* [Aim of the task] Please repeat all of the listing exactly.

───── Data supplied

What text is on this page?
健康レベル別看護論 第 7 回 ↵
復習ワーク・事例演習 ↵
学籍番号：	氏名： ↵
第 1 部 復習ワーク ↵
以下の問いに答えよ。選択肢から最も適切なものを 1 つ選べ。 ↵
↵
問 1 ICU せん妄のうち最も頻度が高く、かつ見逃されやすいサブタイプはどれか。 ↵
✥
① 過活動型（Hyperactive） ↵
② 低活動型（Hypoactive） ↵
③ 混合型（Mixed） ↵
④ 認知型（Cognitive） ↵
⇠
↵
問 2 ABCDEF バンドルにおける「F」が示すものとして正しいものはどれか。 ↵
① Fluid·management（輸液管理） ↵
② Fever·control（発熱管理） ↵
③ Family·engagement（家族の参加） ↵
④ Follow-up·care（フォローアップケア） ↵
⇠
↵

──────────

* [The reply]
What text is on this page?
健康レベル別看護論 第 7 回 ↵
復習ワーク・事例演習 ↵
学籍番号：	氏名： ↵
第 1 部 復習ワーク ↵
以下の問いに答えよ。選択肢から最も適切なものを 1 つ選べ。 ↵
↵
問 1 ICU せん妄のうち最も頻度が高く、かつ見逃されやすいサブタイプはどれか。 ↵
✥
① 過活動型（Hyperactive） ↵
② 低活動型（Hypoactive） ↵
③ 混合型（Mixed） ↵
④ 認知型（Cognitive） ↵
⇠
↵
問 2 ABCDEF バンドルにおける「F」が示すものとして正しいものはどれか。 ↵
① Fluid·management（輸液管理） ↵
② Fever·control（発熱管理） ↵
③ Family·engagement（家族の参加） ↵
④ Follow-up·care（フォローアップケア） ↵
⇠
↵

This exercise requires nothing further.